## [PASSAGE SHOWN]
On March 13, 2020, the National Building Museum will reopen to the public following the completion of renovations to the historic Great Hall. The three-month-long project involved replacing the concrete floor with a modern foundation and was executed by the U.S. General Services Administration (GSA). A new exhibition, Alan Karchmer: The Architects’ Photographer, will open at the same time, along with popular long term exhibitions like House & Home and PLAY WORK BUILD.
The reopening marks the beginning of a yearlong 40th anniversary celebration, including a full slate of exhibitions, public programs, and special events. Up first and also opening March 13 is Alan Karchmer: The Architects’ Photographer, a new exhibition examining the work of a prominent photographer as well as the practice of architectural photography writ large. On display will be Karchmer’s iconic portraits of works by some of the most influential architects and firms of our time, including Santiago Calatrava, Tadao Ando, Gensler, and TEN Arquitectos. Complementing the professionally commissioned photographs will be personal photos and artifacts that shed light on Karchmer’s work. The exhibition celebrates Karchmer’s bequest of his professional archive to the collection of the Museum.

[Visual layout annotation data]

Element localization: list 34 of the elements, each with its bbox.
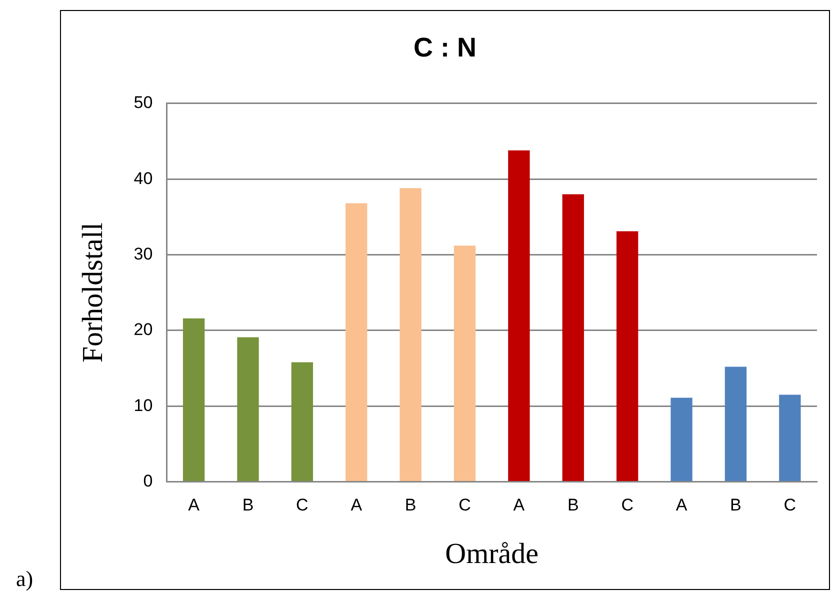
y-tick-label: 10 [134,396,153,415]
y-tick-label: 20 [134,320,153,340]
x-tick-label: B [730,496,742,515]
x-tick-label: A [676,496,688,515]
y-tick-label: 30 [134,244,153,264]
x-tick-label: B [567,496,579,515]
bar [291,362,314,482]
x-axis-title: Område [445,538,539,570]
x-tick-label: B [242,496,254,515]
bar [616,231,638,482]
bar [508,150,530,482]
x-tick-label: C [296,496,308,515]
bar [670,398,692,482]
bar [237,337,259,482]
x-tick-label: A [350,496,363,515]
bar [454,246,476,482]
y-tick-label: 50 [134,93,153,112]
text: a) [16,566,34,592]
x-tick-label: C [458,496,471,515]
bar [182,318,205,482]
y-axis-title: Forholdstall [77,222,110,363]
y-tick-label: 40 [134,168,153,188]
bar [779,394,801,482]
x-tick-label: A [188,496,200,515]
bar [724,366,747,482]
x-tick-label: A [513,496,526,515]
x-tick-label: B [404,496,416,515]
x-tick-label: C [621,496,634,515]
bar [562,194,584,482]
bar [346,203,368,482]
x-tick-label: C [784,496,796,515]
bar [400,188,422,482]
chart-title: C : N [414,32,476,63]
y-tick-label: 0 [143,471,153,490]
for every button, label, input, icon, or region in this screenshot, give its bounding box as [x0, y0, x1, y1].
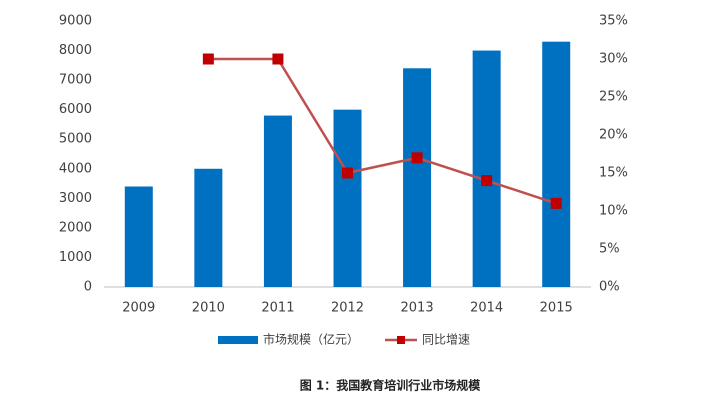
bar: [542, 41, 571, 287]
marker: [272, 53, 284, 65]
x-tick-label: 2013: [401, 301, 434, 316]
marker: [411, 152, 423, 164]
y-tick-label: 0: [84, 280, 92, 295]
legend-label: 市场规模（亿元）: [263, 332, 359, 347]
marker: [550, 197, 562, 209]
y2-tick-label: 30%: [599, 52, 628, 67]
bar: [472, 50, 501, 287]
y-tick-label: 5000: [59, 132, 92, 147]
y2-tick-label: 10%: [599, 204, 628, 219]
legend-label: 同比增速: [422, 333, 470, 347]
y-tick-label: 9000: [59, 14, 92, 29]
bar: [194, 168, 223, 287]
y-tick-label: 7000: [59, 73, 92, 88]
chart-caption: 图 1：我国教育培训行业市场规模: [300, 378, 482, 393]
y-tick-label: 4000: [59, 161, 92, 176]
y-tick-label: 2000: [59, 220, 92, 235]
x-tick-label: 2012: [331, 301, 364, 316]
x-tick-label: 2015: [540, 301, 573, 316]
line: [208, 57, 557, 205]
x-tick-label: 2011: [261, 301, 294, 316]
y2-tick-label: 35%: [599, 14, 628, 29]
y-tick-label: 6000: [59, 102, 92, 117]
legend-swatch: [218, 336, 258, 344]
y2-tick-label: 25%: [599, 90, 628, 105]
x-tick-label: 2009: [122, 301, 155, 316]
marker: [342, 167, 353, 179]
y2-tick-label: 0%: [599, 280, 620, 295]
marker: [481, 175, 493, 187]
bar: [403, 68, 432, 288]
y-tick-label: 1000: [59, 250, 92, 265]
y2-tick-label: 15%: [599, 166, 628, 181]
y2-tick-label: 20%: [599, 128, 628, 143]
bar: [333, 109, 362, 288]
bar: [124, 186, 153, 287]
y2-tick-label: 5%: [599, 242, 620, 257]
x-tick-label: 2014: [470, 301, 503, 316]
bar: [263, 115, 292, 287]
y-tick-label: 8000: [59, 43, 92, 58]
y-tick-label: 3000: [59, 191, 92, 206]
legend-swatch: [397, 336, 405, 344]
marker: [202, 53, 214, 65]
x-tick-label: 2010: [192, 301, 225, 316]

## [THINGS TO DO]
[1] Answer these questions about the museum reopening text:
(a) Which agency carried out the renovation of the Great Hall?
(b) Which anniversary does the reopening start a yearlong celebration of?
(c) What did Karchmer leave to the Museum's collection?
[2] Please repeat lines from the records. Begin at the line that has "y-tick-label: 10 [134,396,153,415]" and stop after the line that has "for every button, label, input, icon, or", including both of those lines.
The text and the records have no connection to each other.

## [REPLIES]
[1]
(a) The U.S. General Services Administration (GSA).
(b) The 40th anniversary.
(c) His professional archive.

[2]
y-tick-label: 10 [134,396,153,415]
y-tick-label: 20 [134,320,153,340]
x-tick-label: B [730,496,742,515]
x-tick-label: A [676,496,688,515]
y-tick-label: 30 [134,244,153,264]
x-tick-label: B [567,496,579,515]
bar [291,362,314,482]
x-axis-title: Område [445,538,539,570]
x-tick-label: B [242,496,254,515]
bar [616,231,638,482]
bar [508,150,530,482]
x-tick-label: C [296,496,308,515]
bar [670,398,692,482]
bar [237,337,259,482]
x-tick-label: A [350,496,363,515]
bar [454,246,476,482]
y-tick-label: 50 [134,93,153,112]
text: a) [16,566,34,592]
x-tick-label: C [458,496,471,515]
bar [182,318,205,482]
y-axis-title: Forholdstall [77,222,110,363]
y-tick-label: 40 [134,168,153,188]
bar [779,394,801,482]
x-tick-label: A [188,496,200,515]
bar [724,366,747,482]
x-tick-label: A [513,496,526,515]
x-tick-label: B [404,496,416,515]
x-tick-label: C [621,496,634,515]
bar [562,194,584,482]
bar [346,203,368,482]
x-tick-label: C [784,496,796,515]
bar [400,188,422,482]
chart-title: C : N [414,32,476,63]
y-tick-label: 0 [143,471,153,490]
for every button, label, input, icon, or region in this screenshot, give its bounding box as [x0, y0, x1, y1].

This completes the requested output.